*WHAT IS EXPECTED*:
Reproduce all the lines below exactly and omit the images.

*INPUT FOR THIS TASK*:
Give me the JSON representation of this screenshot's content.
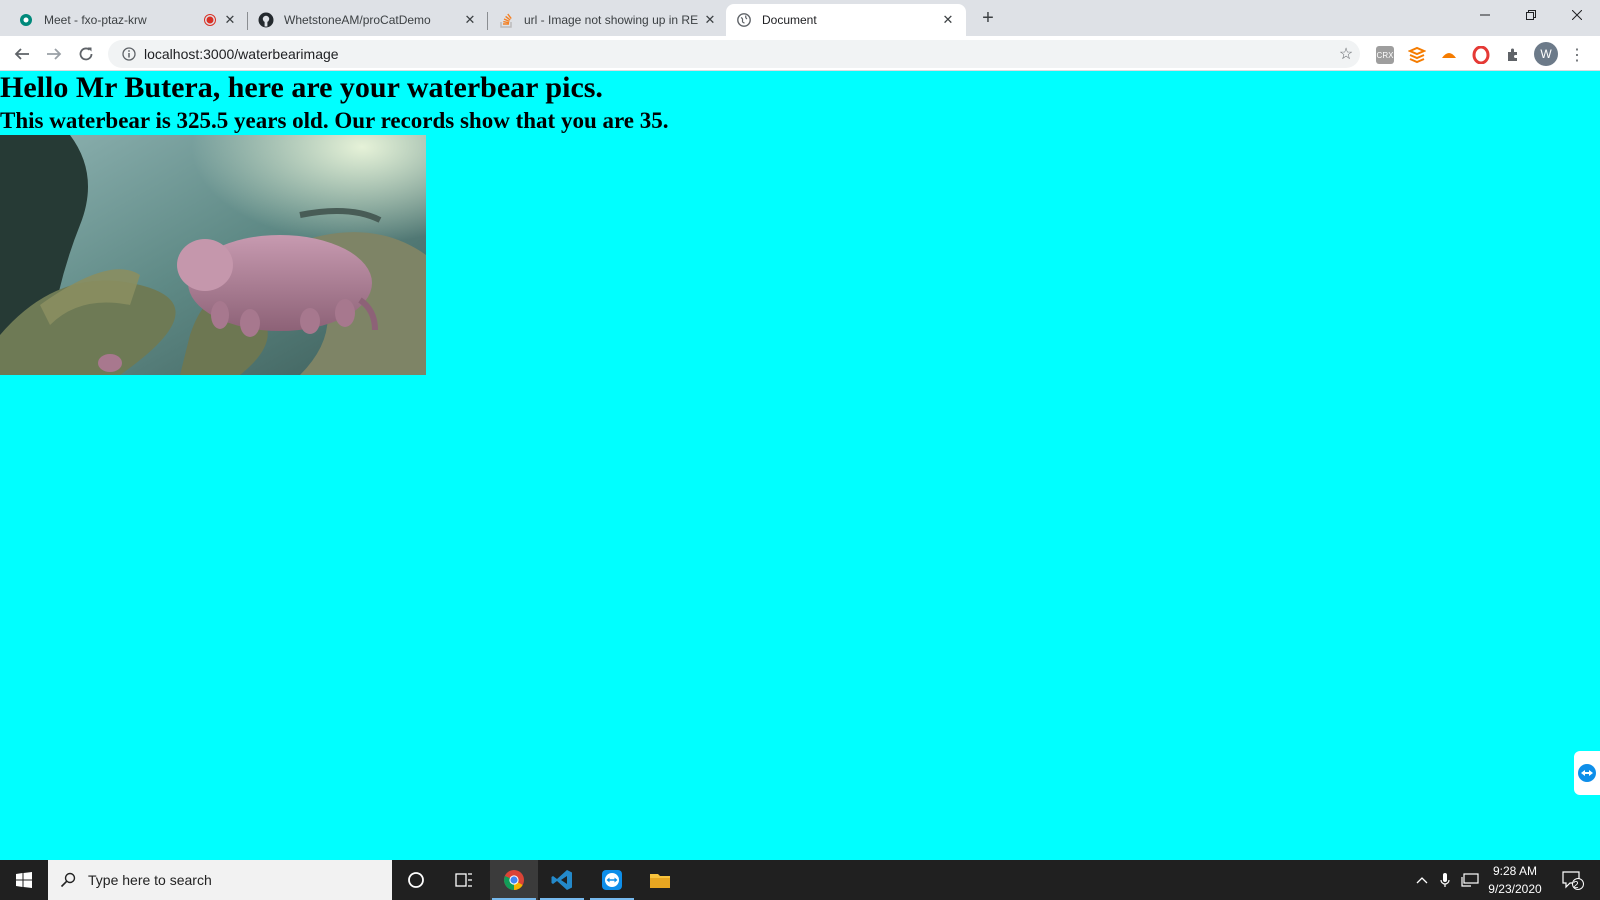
{
  "browser": {
    "tabs": [
      {
        "title": "Meet - fxo-ptaz-krw",
        "icon": "meet-icon",
        "recording": true
      },
      {
        "title": "WhetstoneAM/proCatDemo",
        "icon": "github-icon"
      },
      {
        "title": "url - Image not showing up in RE",
        "icon": "stackoverflow-icon"
      },
      {
        "title": "Document",
        "icon": "globe-icon",
        "active": true
      }
    ],
    "new_tab_label": "+",
    "url": "localhost:3000/waterbearimage",
    "profile_initial": "W",
    "extensions": [
      "crx-icon",
      "layers-extension-icon",
      "orange-extension-icon",
      "opera-extension-icon",
      "puzzle-icon"
    ]
  },
  "page": {
    "heading": "Hello Mr Butera, here are your waterbear pics.",
    "subheading": "This waterbear is 325.5 years old. Our records show that you are 35.",
    "image_alt": "tardigrade-photo",
    "background_color": "#00ffff"
  },
  "taskbar": {
    "search_placeholder": "Type here to search",
    "pinned": [
      "cortana-icon",
      "task-view-icon",
      "chrome-icon",
      "vscode-icon",
      "teamviewer-icon",
      "file-explorer-icon"
    ],
    "time": "9:28 AM",
    "date": "9/23/2020",
    "notifications_count": "2"
  }
}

*SOLUTION TO THIS PROBLEM*:
Give me the JSON representation of this screenshot's content.
{
  "browser": {
    "tabs": [
      {
        "title": "Meet - fxo-ptaz-krw",
        "icon": "meet-icon",
        "recording": true
      },
      {
        "title": "WhetstoneAM/proCatDemo",
        "icon": "github-icon"
      },
      {
        "title": "url - Image not showing up in RE",
        "icon": "stackoverflow-icon"
      },
      {
        "title": "Document",
        "icon": "globe-icon",
        "active": true
      }
    ],
    "new_tab_label": "+",
    "url": "localhost:3000/waterbearimage",
    "profile_initial": "W",
    "extensions": [
      "crx-icon",
      "layers-extension-icon",
      "orange-extension-icon",
      "opera-extension-icon",
      "puzzle-icon"
    ]
  },
  "page": {
    "heading": "Hello Mr Butera, here are your waterbear pics.",
    "subheading": "This waterbear is 325.5 years old. Our records show that you are 35.",
    "image_alt": "tardigrade-photo",
    "background_color": "#00ffff"
  },
  "taskbar": {
    "search_placeholder": "Type here to search",
    "pinned": [
      "cortana-icon",
      "task-view-icon",
      "chrome-icon",
      "vscode-icon",
      "teamviewer-icon",
      "file-explorer-icon"
    ],
    "time": "9:28 AM",
    "date": "9/23/2020",
    "notifications_count": "2"
  }
}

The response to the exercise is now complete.